— begin INFORMATION SUPPLIED —

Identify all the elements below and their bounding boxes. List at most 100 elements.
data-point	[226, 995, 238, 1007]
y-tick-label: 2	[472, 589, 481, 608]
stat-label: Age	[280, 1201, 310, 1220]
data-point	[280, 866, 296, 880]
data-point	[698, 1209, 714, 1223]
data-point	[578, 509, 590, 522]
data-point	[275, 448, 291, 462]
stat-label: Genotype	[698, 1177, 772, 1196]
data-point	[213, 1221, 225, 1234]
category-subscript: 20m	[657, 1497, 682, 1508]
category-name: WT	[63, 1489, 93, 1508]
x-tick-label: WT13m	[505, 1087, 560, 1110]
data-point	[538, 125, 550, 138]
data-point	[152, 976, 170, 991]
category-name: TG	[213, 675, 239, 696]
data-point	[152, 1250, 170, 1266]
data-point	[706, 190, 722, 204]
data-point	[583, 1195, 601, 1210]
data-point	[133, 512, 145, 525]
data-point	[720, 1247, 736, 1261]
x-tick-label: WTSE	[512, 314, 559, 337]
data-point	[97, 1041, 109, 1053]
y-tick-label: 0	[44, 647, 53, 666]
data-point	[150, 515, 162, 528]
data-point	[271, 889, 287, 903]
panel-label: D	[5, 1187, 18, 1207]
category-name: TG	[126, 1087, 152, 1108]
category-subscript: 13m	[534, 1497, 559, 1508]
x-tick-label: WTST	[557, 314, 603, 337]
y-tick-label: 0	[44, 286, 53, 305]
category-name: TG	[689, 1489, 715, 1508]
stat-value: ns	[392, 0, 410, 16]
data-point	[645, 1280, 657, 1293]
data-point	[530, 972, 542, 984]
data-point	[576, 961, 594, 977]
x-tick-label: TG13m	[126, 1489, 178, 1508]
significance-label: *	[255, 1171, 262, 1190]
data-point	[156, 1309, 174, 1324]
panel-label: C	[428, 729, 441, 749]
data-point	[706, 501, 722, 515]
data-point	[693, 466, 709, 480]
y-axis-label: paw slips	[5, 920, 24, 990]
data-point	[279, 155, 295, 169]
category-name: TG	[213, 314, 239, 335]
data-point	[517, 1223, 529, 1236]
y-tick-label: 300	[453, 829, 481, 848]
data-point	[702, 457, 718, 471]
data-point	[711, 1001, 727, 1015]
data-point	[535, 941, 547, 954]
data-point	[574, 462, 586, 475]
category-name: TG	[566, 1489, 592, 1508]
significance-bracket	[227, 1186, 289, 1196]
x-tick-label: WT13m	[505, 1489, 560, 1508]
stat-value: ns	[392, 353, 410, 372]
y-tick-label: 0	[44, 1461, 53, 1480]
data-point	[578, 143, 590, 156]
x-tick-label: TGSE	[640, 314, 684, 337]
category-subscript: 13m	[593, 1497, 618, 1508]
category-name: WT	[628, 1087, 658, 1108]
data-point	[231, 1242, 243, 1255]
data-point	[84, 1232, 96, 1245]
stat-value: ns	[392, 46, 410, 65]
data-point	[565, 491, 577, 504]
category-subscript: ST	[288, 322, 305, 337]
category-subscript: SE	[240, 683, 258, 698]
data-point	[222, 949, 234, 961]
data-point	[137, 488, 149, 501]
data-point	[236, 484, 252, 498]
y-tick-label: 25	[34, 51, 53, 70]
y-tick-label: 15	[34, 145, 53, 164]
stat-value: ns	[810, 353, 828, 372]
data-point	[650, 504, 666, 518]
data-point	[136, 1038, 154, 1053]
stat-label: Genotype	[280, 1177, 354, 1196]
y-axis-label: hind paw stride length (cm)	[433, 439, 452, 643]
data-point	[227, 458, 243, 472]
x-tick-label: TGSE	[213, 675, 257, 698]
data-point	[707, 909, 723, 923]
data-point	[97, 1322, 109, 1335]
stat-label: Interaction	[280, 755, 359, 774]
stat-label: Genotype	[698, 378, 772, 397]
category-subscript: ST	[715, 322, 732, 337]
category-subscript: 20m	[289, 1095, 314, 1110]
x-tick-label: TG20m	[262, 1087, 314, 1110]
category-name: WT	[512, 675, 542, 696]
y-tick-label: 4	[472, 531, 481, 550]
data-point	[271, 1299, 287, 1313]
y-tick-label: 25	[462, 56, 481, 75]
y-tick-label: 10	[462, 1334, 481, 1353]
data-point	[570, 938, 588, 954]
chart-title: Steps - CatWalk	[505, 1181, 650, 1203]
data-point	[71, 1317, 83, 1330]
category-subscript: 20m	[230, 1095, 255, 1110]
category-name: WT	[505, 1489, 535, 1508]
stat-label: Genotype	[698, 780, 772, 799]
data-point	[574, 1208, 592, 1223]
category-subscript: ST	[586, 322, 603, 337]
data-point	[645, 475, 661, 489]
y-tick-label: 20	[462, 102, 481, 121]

— end INFORMATION SUPPLIED —

Revise the entries above so that every occurrence of "category-subscript" reads "category-suffix", leaving all other text unchanged.

Identify all the elements below and their bounding boxes. List at most 100 elements.
data-point	[226, 995, 238, 1007]
y-tick-label: 2	[472, 589, 481, 608]
stat-label: Age	[280, 1201, 310, 1220]
data-point	[280, 866, 296, 880]
data-point	[698, 1209, 714, 1223]
data-point	[578, 509, 590, 522]
data-point	[275, 448, 291, 462]
stat-label: Genotype	[698, 1177, 772, 1196]
data-point	[213, 1221, 225, 1234]
category-suffix: 20m	[657, 1497, 682, 1508]
category-name: WT	[63, 1489, 93, 1508]
x-tick-label: WT13m	[505, 1087, 560, 1110]
data-point	[538, 125, 550, 138]
data-point	[152, 976, 170, 991]
category-name: TG	[213, 675, 239, 696]
data-point	[152, 1250, 170, 1266]
data-point	[706, 190, 722, 204]
data-point	[583, 1195, 601, 1210]
data-point	[133, 512, 145, 525]
data-point	[720, 1247, 736, 1261]
x-tick-label: WTSE	[512, 314, 559, 337]
data-point	[97, 1041, 109, 1053]
y-tick-label: 0	[44, 647, 53, 666]
data-point	[150, 515, 162, 528]
data-point	[271, 889, 287, 903]
panel-label: D	[5, 1187, 18, 1207]
category-name: TG	[126, 1087, 152, 1108]
category-suffix: 13m	[534, 1497, 559, 1508]
x-tick-label: WTST	[557, 314, 603, 337]
y-tick-label: 0	[44, 286, 53, 305]
category-name: TG	[689, 1489, 715, 1508]
stat-value: ns	[392, 0, 410, 16]
data-point	[645, 1280, 657, 1293]
data-point	[530, 972, 542, 984]
data-point	[576, 961, 594, 977]
x-tick-label: TG13m	[126, 1489, 178, 1508]
significance-label: *	[255, 1171, 262, 1190]
data-point	[156, 1309, 174, 1324]
panel-label: C	[428, 729, 441, 749]
data-point	[706, 501, 722, 515]
data-point	[693, 466, 709, 480]
y-axis-label: paw slips	[5, 920, 24, 990]
data-point	[279, 155, 295, 169]
category-name: TG	[213, 314, 239, 335]
data-point	[517, 1223, 529, 1236]
y-tick-label: 300	[453, 829, 481, 848]
data-point	[702, 457, 718, 471]
data-point	[711, 1001, 727, 1015]
data-point	[535, 941, 547, 954]
data-point	[574, 462, 586, 475]
category-name: TG	[566, 1489, 592, 1508]
significance-bracket	[227, 1186, 289, 1196]
x-tick-label: WT13m	[505, 1489, 560, 1508]
stat-value: ns	[392, 353, 410, 372]
y-tick-label: 0	[44, 1461, 53, 1480]
data-point	[578, 143, 590, 156]
x-tick-label: TGSE	[640, 314, 684, 337]
category-suffix: 13m	[593, 1497, 618, 1508]
category-name: WT	[628, 1087, 658, 1108]
data-point	[231, 1242, 243, 1255]
data-point	[84, 1232, 96, 1245]
stat-value: ns	[392, 46, 410, 65]
data-point	[565, 491, 577, 504]
category-suffix: ST	[288, 322, 305, 337]
category-suffix: SE	[240, 683, 258, 698]
data-point	[222, 949, 234, 961]
data-point	[137, 488, 149, 501]
data-point	[236, 484, 252, 498]
y-tick-label: 25	[34, 51, 53, 70]
y-tick-label: 15	[34, 145, 53, 164]
stat-value: ns	[810, 353, 828, 372]
data-point	[650, 504, 666, 518]
data-point	[136, 1038, 154, 1053]
stat-label: Genotype	[280, 1177, 354, 1196]
y-axis-label: hind paw stride length (cm)	[433, 439, 452, 643]
data-point	[227, 458, 243, 472]
x-tick-label: TGSE	[213, 675, 257, 698]
data-point	[707, 909, 723, 923]
data-point	[97, 1322, 109, 1335]
stat-label: Interaction	[280, 755, 359, 774]
stat-label: Genotype	[698, 378, 772, 397]
category-suffix: ST	[715, 322, 732, 337]
category-suffix: 20m	[289, 1095, 314, 1110]
x-tick-label: TG20m	[262, 1087, 314, 1110]
category-name: WT	[512, 675, 542, 696]
y-tick-label: 4	[472, 531, 481, 550]
data-point	[271, 1299, 287, 1313]
y-tick-label: 25	[462, 56, 481, 75]
y-tick-label: 10	[462, 1334, 481, 1353]
data-point	[570, 938, 588, 954]
chart-title: Steps - CatWalk	[505, 1181, 650, 1203]
data-point	[71, 1317, 83, 1330]
category-suffix: 20m	[230, 1095, 255, 1110]
category-name: WT	[505, 1489, 535, 1508]
stat-label: Genotype	[698, 780, 772, 799]
data-point	[574, 1208, 592, 1223]
category-suffix: ST	[586, 322, 603, 337]
data-point	[645, 475, 661, 489]
y-tick-label: 20	[462, 102, 481, 121]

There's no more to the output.